| Exercise description |
From the entries below, gather every line containing the string "memoria".

| Recorded information |
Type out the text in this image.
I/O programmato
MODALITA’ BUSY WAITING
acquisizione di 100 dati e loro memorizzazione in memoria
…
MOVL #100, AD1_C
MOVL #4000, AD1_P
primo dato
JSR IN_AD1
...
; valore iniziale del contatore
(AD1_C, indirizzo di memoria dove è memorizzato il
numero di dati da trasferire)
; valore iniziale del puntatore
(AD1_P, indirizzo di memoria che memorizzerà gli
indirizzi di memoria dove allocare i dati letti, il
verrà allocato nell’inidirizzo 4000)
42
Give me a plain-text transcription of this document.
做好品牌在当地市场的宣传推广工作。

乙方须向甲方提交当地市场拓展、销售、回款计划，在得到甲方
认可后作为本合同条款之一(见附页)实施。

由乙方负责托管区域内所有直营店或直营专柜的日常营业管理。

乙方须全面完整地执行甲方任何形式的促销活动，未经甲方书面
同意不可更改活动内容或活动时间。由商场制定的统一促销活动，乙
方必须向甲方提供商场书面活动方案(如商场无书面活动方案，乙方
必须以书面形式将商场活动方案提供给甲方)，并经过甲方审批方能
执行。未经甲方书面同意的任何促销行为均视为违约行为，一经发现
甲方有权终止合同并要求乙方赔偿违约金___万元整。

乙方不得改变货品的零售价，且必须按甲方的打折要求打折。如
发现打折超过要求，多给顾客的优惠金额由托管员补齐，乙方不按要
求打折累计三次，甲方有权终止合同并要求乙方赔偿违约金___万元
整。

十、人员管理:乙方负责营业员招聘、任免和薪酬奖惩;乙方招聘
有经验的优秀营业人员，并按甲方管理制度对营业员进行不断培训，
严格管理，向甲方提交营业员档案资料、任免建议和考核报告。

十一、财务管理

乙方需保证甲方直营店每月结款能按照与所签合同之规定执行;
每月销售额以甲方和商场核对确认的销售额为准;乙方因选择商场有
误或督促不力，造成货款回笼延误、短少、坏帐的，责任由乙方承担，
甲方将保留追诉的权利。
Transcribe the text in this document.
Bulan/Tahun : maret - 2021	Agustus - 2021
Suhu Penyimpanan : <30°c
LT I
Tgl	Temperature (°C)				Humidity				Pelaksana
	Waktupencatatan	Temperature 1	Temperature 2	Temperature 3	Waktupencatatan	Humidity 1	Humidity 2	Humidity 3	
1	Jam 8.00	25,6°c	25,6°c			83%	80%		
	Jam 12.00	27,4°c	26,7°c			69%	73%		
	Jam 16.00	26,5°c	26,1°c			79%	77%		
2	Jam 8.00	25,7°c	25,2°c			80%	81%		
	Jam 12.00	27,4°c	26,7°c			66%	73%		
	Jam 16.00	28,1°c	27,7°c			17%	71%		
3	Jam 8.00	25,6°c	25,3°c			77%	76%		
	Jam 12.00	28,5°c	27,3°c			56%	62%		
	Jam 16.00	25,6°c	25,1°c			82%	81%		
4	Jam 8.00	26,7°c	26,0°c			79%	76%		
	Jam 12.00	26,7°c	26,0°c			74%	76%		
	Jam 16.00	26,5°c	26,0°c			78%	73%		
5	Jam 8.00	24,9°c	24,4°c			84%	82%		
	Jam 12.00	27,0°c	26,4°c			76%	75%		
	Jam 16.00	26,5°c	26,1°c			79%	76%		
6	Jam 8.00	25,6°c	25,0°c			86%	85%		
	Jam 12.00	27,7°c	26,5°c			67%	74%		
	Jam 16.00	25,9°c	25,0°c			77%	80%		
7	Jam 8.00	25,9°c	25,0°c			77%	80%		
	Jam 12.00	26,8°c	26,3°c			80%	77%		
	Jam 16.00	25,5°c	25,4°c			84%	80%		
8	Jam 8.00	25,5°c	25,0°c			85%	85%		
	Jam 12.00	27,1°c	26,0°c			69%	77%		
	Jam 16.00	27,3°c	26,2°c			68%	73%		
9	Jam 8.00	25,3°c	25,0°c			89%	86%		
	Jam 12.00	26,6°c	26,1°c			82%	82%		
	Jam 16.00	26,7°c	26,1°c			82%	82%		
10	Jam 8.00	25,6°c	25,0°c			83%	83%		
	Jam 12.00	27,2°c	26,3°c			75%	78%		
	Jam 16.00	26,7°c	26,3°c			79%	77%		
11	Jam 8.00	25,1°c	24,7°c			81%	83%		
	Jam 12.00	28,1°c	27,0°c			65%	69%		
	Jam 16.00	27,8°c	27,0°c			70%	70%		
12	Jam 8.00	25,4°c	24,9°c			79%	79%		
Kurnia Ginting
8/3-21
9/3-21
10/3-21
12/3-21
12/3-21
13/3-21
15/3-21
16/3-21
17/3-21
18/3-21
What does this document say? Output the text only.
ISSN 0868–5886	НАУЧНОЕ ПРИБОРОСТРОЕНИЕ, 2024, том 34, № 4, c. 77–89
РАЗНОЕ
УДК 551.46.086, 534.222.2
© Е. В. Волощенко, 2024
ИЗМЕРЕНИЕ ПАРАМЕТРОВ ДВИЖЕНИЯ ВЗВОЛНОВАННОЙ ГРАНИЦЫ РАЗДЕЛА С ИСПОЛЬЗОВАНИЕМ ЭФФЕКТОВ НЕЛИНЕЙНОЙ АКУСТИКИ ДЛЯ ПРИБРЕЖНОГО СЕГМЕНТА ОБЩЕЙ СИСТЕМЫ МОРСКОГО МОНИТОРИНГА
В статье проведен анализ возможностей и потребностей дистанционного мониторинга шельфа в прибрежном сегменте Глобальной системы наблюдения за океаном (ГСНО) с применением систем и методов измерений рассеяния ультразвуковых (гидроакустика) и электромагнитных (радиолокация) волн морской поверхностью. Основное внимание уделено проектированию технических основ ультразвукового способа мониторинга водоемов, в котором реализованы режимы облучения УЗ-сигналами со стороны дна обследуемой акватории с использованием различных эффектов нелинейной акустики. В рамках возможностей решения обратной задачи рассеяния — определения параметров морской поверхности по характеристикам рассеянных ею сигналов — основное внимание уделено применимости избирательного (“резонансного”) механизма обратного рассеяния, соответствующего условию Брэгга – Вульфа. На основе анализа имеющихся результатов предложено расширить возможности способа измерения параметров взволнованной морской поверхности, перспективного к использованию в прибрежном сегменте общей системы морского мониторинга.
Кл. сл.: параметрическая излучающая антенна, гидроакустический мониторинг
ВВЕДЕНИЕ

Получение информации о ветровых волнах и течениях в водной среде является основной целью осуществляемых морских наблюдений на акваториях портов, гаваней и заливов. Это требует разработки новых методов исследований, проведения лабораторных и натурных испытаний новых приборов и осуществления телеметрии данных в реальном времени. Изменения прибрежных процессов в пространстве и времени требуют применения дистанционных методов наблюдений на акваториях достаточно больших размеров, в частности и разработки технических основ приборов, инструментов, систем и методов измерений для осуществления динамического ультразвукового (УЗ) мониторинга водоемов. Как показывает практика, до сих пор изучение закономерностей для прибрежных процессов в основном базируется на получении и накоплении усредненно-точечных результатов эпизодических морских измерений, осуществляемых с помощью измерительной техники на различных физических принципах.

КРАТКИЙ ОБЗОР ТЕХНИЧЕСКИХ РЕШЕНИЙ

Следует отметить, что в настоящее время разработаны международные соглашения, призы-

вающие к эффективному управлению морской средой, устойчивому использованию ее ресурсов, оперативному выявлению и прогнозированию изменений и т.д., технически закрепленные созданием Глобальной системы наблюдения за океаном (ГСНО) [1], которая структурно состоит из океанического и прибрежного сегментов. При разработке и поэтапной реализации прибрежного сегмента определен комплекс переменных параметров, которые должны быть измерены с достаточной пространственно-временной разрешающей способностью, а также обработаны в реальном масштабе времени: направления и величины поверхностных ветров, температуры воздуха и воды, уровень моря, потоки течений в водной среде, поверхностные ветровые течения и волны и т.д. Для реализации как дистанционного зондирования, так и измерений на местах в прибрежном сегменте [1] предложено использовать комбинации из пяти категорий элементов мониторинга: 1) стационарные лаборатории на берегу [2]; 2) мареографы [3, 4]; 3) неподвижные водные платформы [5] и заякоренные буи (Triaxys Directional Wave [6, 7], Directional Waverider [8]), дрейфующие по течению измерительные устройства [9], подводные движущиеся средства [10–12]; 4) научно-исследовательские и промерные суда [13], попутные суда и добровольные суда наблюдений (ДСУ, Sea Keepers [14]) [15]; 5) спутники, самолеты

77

| Problem solution |
acquisizione di 100 dati e loro memorizzazione in memoria
(AD1_C, indirizzo di memoria dove è memorizzato il
(AD1_P, indirizzo di memoria che memorizzerà gli
indirizzi di memoria dove allocare i dati letti, il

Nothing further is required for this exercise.